Exercise instructions:
Check each line of the listing below for the string "rate", and give only how many lines hold it.

Input material:

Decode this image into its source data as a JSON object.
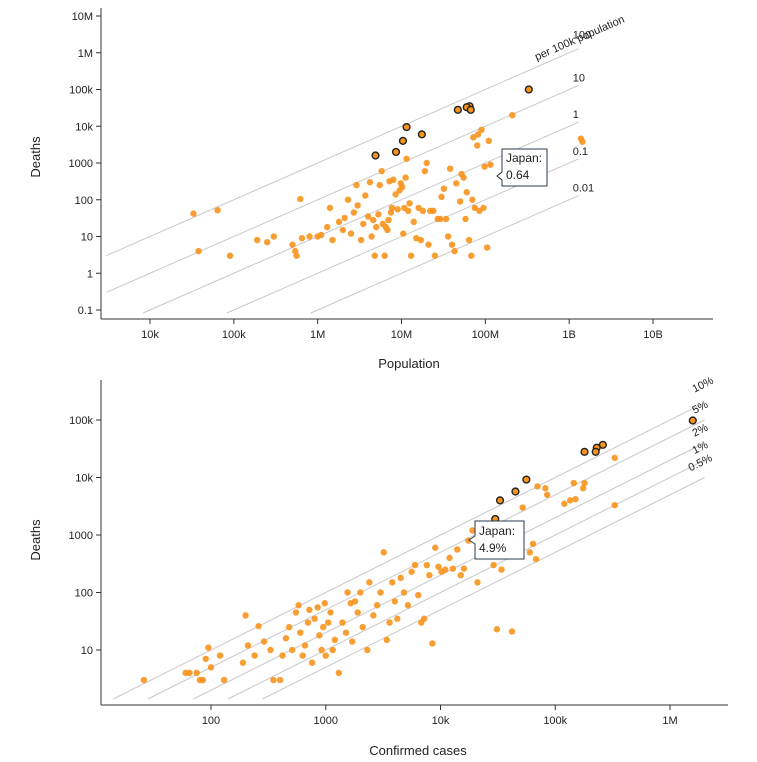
{
  "colors": {
    "dot": "#f7941d",
    "highlight_stroke": "#222222",
    "axis": "#333333",
    "ref_line": "#c8c8c8"
  },
  "chart_data": [
    {
      "type": "scatter",
      "xscale": "log",
      "yscale": "log",
      "xlabel": "Population",
      "ylabel": "Deaths",
      "xlim": [
        2000,
        30000000000
      ],
      "ylim": [
        0.07,
        30000000
      ],
      "x_ticks": [
        {
          "v": 10000,
          "label": "10k"
        },
        {
          "v": 100000,
          "label": "100k"
        },
        {
          "v": 1000000,
          "label": "1M"
        },
        {
          "v": 10000000,
          "label": "10M"
        },
        {
          "v": 100000000,
          "label": "100M"
        },
        {
          "v": 1000000000,
          "label": "1B"
        },
        {
          "v": 10000000000,
          "label": "10B"
        }
      ],
      "y_ticks": [
        {
          "v": 0.1,
          "label": "0.1"
        },
        {
          "v": 1,
          "label": "1"
        },
        {
          "v": 10,
          "label": "10"
        },
        {
          "v": 100,
          "label": "100"
        },
        {
          "v": 1000,
          "label": "1000"
        },
        {
          "v": 10000,
          "label": "10k"
        },
        {
          "v": 100000,
          "label": "100k"
        },
        {
          "v": 1000000,
          "label": "1M"
        },
        {
          "v": 10000000,
          "label": "10M"
        }
      ],
      "reference_lines": [
        {
          "rate": 0.001,
          "label": "100",
          "sublabel": "per 100k population"
        },
        {
          "rate": 0.0001,
          "label": "10"
        },
        {
          "rate": 1e-05,
          "label": "1"
        },
        {
          "rate": 1e-06,
          "label": "0.1"
        },
        {
          "rate": 1e-07,
          "label": "0.01"
        }
      ],
      "callout": {
        "x": 126000000,
        "y": 800,
        "line1": "Japan:",
        "line2": "0.64"
      },
      "highlighted_points": [
        {
          "x": 330000000,
          "y": 100000
        },
        {
          "x": 65000000,
          "y": 35000
        },
        {
          "x": 60000000,
          "y": 33000
        },
        {
          "x": 67000000,
          "y": 28000
        },
        {
          "x": 47000000,
          "y": 28000
        },
        {
          "x": 11500000,
          "y": 9500
        },
        {
          "x": 17500000,
          "y": 6000
        },
        {
          "x": 10400000,
          "y": 4000
        },
        {
          "x": 8600000,
          "y": 2000
        },
        {
          "x": 4900000,
          "y": 1600
        }
      ],
      "points": [
        {
          "x": 33000,
          "y": 42
        },
        {
          "x": 38000,
          "y": 4
        },
        {
          "x": 64000,
          "y": 52
        },
        {
          "x": 90000,
          "y": 3
        },
        {
          "x": 190000,
          "y": 8
        },
        {
          "x": 250000,
          "y": 7
        },
        {
          "x": 300000,
          "y": 10
        },
        {
          "x": 500000,
          "y": 6
        },
        {
          "x": 540000,
          "y": 4
        },
        {
          "x": 560000,
          "y": 3
        },
        {
          "x": 620000,
          "y": 105
        },
        {
          "x": 650000,
          "y": 9
        },
        {
          "x": 800000,
          "y": 10
        },
        {
          "x": 1000000,
          "y": 10
        },
        {
          "x": 1100000,
          "y": 11
        },
        {
          "x": 1300000,
          "y": 18
        },
        {
          "x": 1400000,
          "y": 60
        },
        {
          "x": 1500000,
          "y": 8
        },
        {
          "x": 1800000,
          "y": 25
        },
        {
          "x": 2000000,
          "y": 15
        },
        {
          "x": 2100000,
          "y": 32
        },
        {
          "x": 2300000,
          "y": 100
        },
        {
          "x": 2500000,
          "y": 12
        },
        {
          "x": 2700000,
          "y": 45
        },
        {
          "x": 2900000,
          "y": 250
        },
        {
          "x": 3000000,
          "y": 70
        },
        {
          "x": 3300000,
          "y": 8
        },
        {
          "x": 3500000,
          "y": 22
        },
        {
          "x": 3700000,
          "y": 130
        },
        {
          "x": 4000000,
          "y": 35
        },
        {
          "x": 4200000,
          "y": 300
        },
        {
          "x": 4400000,
          "y": 10
        },
        {
          "x": 4600000,
          "y": 28
        },
        {
          "x": 4800000,
          "y": 3
        },
        {
          "x": 5000000,
          "y": 18
        },
        {
          "x": 5300000,
          "y": 40
        },
        {
          "x": 5500000,
          "y": 250
        },
        {
          "x": 5800000,
          "y": 600
        },
        {
          "x": 6000000,
          "y": 22
        },
        {
          "x": 6300000,
          "y": 3
        },
        {
          "x": 6500000,
          "y": 18
        },
        {
          "x": 6800000,
          "y": 15
        },
        {
          "x": 7000000,
          "y": 28
        },
        {
          "x": 7200000,
          "y": 320
        },
        {
          "x": 7500000,
          "y": 45
        },
        {
          "x": 7700000,
          "y": 60
        },
        {
          "x": 8000000,
          "y": 350
        },
        {
          "x": 8500000,
          "y": 140
        },
        {
          "x": 9000000,
          "y": 55
        },
        {
          "x": 9500000,
          "y": 180
        },
        {
          "x": 9800000,
          "y": 280
        },
        {
          "x": 10200000,
          "y": 220
        },
        {
          "x": 10500000,
          "y": 12
        },
        {
          "x": 10800000,
          "y": 60
        },
        {
          "x": 11200000,
          "y": 400
        },
        {
          "x": 11500000,
          "y": 1300
        },
        {
          "x": 12000000,
          "y": 50
        },
        {
          "x": 12500000,
          "y": 80
        },
        {
          "x": 13000000,
          "y": 3
        },
        {
          "x": 14000000,
          "y": 25
        },
        {
          "x": 15000000,
          "y": 9
        },
        {
          "x": 16000000,
          "y": 60
        },
        {
          "x": 17000000,
          "y": 8
        },
        {
          "x": 18000000,
          "y": 50
        },
        {
          "x": 19000000,
          "y": 600
        },
        {
          "x": 20000000,
          "y": 1000
        },
        {
          "x": 21000000,
          "y": 6
        },
        {
          "x": 22000000,
          "y": 50
        },
        {
          "x": 24000000,
          "y": 50
        },
        {
          "x": 25000000,
          "y": 3
        },
        {
          "x": 27000000,
          "y": 30
        },
        {
          "x": 29000000,
          "y": 30
        },
        {
          "x": 30000000,
          "y": 120
        },
        {
          "x": 32000000,
          "y": 200
        },
        {
          "x": 34000000,
          "y": 30
        },
        {
          "x": 36000000,
          "y": 10
        },
        {
          "x": 38000000,
          "y": 700
        },
        {
          "x": 40000000,
          "y": 6
        },
        {
          "x": 43000000,
          "y": 4
        },
        {
          "x": 45000000,
          "y": 280
        },
        {
          "x": 50000000,
          "y": 90
        },
        {
          "x": 52000000,
          "y": 500
        },
        {
          "x": 55000000,
          "y": 400
        },
        {
          "x": 58000000,
          "y": 30
        },
        {
          "x": 60000000,
          "y": 160
        },
        {
          "x": 64000000,
          "y": 8
        },
        {
          "x": 68000000,
          "y": 3
        },
        {
          "x": 70000000,
          "y": 100
        },
        {
          "x": 72000000,
          "y": 5000
        },
        {
          "x": 75000000,
          "y": 60
        },
        {
          "x": 80000000,
          "y": 3000
        },
        {
          "x": 82000000,
          "y": 6000
        },
        {
          "x": 85000000,
          "y": 50
        },
        {
          "x": 90000000,
          "y": 8000
        },
        {
          "x": 95000000,
          "y": 60
        },
        {
          "x": 98000000,
          "y": 800
        },
        {
          "x": 105000000,
          "y": 5
        },
        {
          "x": 110000000,
          "y": 4000
        },
        {
          "x": 115000000,
          "y": 900
        },
        {
          "x": 210000000,
          "y": 20000
        },
        {
          "x": 1380000000,
          "y": 4600
        },
        {
          "x": 1440000000,
          "y": 3800
        }
      ]
    },
    {
      "type": "scatter",
      "xscale": "log",
      "yscale": "log",
      "xlabel": "Confirmed cases",
      "ylabel": "Deaths",
      "xlim": [
        10,
        3000000
      ],
      "ylim": [
        1,
        500000
      ],
      "x_ticks": [
        {
          "v": 100,
          "label": "100"
        },
        {
          "v": 1000,
          "label": "1000"
        },
        {
          "v": 10000,
          "label": "10k"
        },
        {
          "v": 100000,
          "label": "100k"
        },
        {
          "v": 1000000,
          "label": "1M"
        }
      ],
      "y_ticks": [
        {
          "v": 10,
          "label": "10"
        },
        {
          "v": 100,
          "label": "100"
        },
        {
          "v": 1000,
          "label": "1000"
        },
        {
          "v": 10000,
          "label": "10k"
        },
        {
          "v": 100000,
          "label": "100k"
        }
      ],
      "reference_lines": [
        {
          "rate": 0.1,
          "label": "10%"
        },
        {
          "rate": 0.05,
          "label": "5%"
        },
        {
          "rate": 0.02,
          "label": "2%"
        },
        {
          "rate": 0.01,
          "label": "1%"
        },
        {
          "rate": 0.005,
          "label": "0.5%"
        }
      ],
      "callout": {
        "x": 16500,
        "y": 800,
        "line1": "Japan:",
        "line2": "4.9%"
      },
      "highlighted_points": [
        {
          "x": 1580000,
          "y": 98000
        },
        {
          "x": 260000,
          "y": 37000
        },
        {
          "x": 230000,
          "y": 33000
        },
        {
          "x": 225000,
          "y": 28000
        },
        {
          "x": 180000,
          "y": 28000
        },
        {
          "x": 56000,
          "y": 9200
        },
        {
          "x": 45000,
          "y": 5700
        },
        {
          "x": 33000,
          "y": 4000
        },
        {
          "x": 30000,
          "y": 1900
        }
      ],
      "points": [
        {
          "x": 26,
          "y": 3
        },
        {
          "x": 60,
          "y": 4
        },
        {
          "x": 65,
          "y": 4
        },
        {
          "x": 75,
          "y": 4
        },
        {
          "x": 80,
          "y": 3
        },
        {
          "x": 85,
          "y": 3
        },
        {
          "x": 90,
          "y": 7
        },
        {
          "x": 95,
          "y": 11
        },
        {
          "x": 100,
          "y": 5
        },
        {
          "x": 120,
          "y": 8
        },
        {
          "x": 130,
          "y": 3
        },
        {
          "x": 190,
          "y": 6
        },
        {
          "x": 200,
          "y": 40
        },
        {
          "x": 210,
          "y": 12
        },
        {
          "x": 240,
          "y": 8
        },
        {
          "x": 260,
          "y": 26
        },
        {
          "x": 290,
          "y": 14
        },
        {
          "x": 330,
          "y": 10
        },
        {
          "x": 350,
          "y": 3
        },
        {
          "x": 400,
          "y": 3
        },
        {
          "x": 420,
          "y": 8
        },
        {
          "x": 450,
          "y": 16
        },
        {
          "x": 480,
          "y": 25
        },
        {
          "x": 510,
          "y": 10
        },
        {
          "x": 550,
          "y": 45
        },
        {
          "x": 580,
          "y": 60
        },
        {
          "x": 600,
          "y": 20
        },
        {
          "x": 630,
          "y": 8
        },
        {
          "x": 660,
          "y": 12
        },
        {
          "x": 700,
          "y": 30
        },
        {
          "x": 720,
          "y": 50
        },
        {
          "x": 760,
          "y": 6
        },
        {
          "x": 800,
          "y": 35
        },
        {
          "x": 850,
          "y": 55
        },
        {
          "x": 880,
          "y": 18
        },
        {
          "x": 920,
          "y": 10
        },
        {
          "x": 950,
          "y": 25
        },
        {
          "x": 980,
          "y": 65
        },
        {
          "x": 1000,
          "y": 8
        },
        {
          "x": 1050,
          "y": 30
        },
        {
          "x": 1100,
          "y": 45
        },
        {
          "x": 1150,
          "y": 10
        },
        {
          "x": 1200,
          "y": 15
        },
        {
          "x": 1300,
          "y": 4
        },
        {
          "x": 1400,
          "y": 30
        },
        {
          "x": 1500,
          "y": 20
        },
        {
          "x": 1550,
          "y": 100
        },
        {
          "x": 1650,
          "y": 65
        },
        {
          "x": 1700,
          "y": 14
        },
        {
          "x": 1800,
          "y": 70
        },
        {
          "x": 1900,
          "y": 45
        },
        {
          "x": 2000,
          "y": 100
        },
        {
          "x": 2100,
          "y": 25
        },
        {
          "x": 2300,
          "y": 10
        },
        {
          "x": 2400,
          "y": 150
        },
        {
          "x": 2600,
          "y": 40
        },
        {
          "x": 2800,
          "y": 60
        },
        {
          "x": 3000,
          "y": 100
        },
        {
          "x": 3200,
          "y": 500
        },
        {
          "x": 3400,
          "y": 15
        },
        {
          "x": 3600,
          "y": 30
        },
        {
          "x": 3800,
          "y": 150
        },
        {
          "x": 4000,
          "y": 70
        },
        {
          "x": 4200,
          "y": 35
        },
        {
          "x": 4500,
          "y": 180
        },
        {
          "x": 4800,
          "y": 100
        },
        {
          "x": 5200,
          "y": 60
        },
        {
          "x": 5600,
          "y": 230
        },
        {
          "x": 6000,
          "y": 300
        },
        {
          "x": 6400,
          "y": 90
        },
        {
          "x": 6800,
          "y": 30
        },
        {
          "x": 7200,
          "y": 35
        },
        {
          "x": 7600,
          "y": 300
        },
        {
          "x": 8000,
          "y": 200
        },
        {
          "x": 8500,
          "y": 13
        },
        {
          "x": 9000,
          "y": 600
        },
        {
          "x": 9600,
          "y": 280
        },
        {
          "x": 10200,
          "y": 230
        },
        {
          "x": 11000,
          "y": 250
        },
        {
          "x": 12000,
          "y": 400
        },
        {
          "x": 12800,
          "y": 260
        },
        {
          "x": 14000,
          "y": 560
        },
        {
          "x": 15000,
          "y": 200
        },
        {
          "x": 16000,
          "y": 260
        },
        {
          "x": 17500,
          "y": 800
        },
        {
          "x": 19000,
          "y": 1200
        },
        {
          "x": 21000,
          "y": 150
        },
        {
          "x": 23000,
          "y": 1000
        },
        {
          "x": 26000,
          "y": 450
        },
        {
          "x": 29000,
          "y": 300
        },
        {
          "x": 31000,
          "y": 23
        },
        {
          "x": 34000,
          "y": 250
        },
        {
          "x": 37000,
          "y": 1300
        },
        {
          "x": 42000,
          "y": 21
        },
        {
          "x": 48000,
          "y": 1500
        },
        {
          "x": 52000,
          "y": 3000
        },
        {
          "x": 60000,
          "y": 500
        },
        {
          "x": 64000,
          "y": 700
        },
        {
          "x": 68000,
          "y": 380
        },
        {
          "x": 70000,
          "y": 7000
        },
        {
          "x": 82000,
          "y": 6500
        },
        {
          "x": 85000,
          "y": 5000
        },
        {
          "x": 120000,
          "y": 3500
        },
        {
          "x": 135000,
          "y": 4000
        },
        {
          "x": 145000,
          "y": 8000
        },
        {
          "x": 150000,
          "y": 4200
        },
        {
          "x": 175000,
          "y": 6500
        },
        {
          "x": 180000,
          "y": 8000
        },
        {
          "x": 330000,
          "y": 22000
        },
        {
          "x": 330000,
          "y": 3300
        }
      ]
    }
  ]
}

Expected answer:
10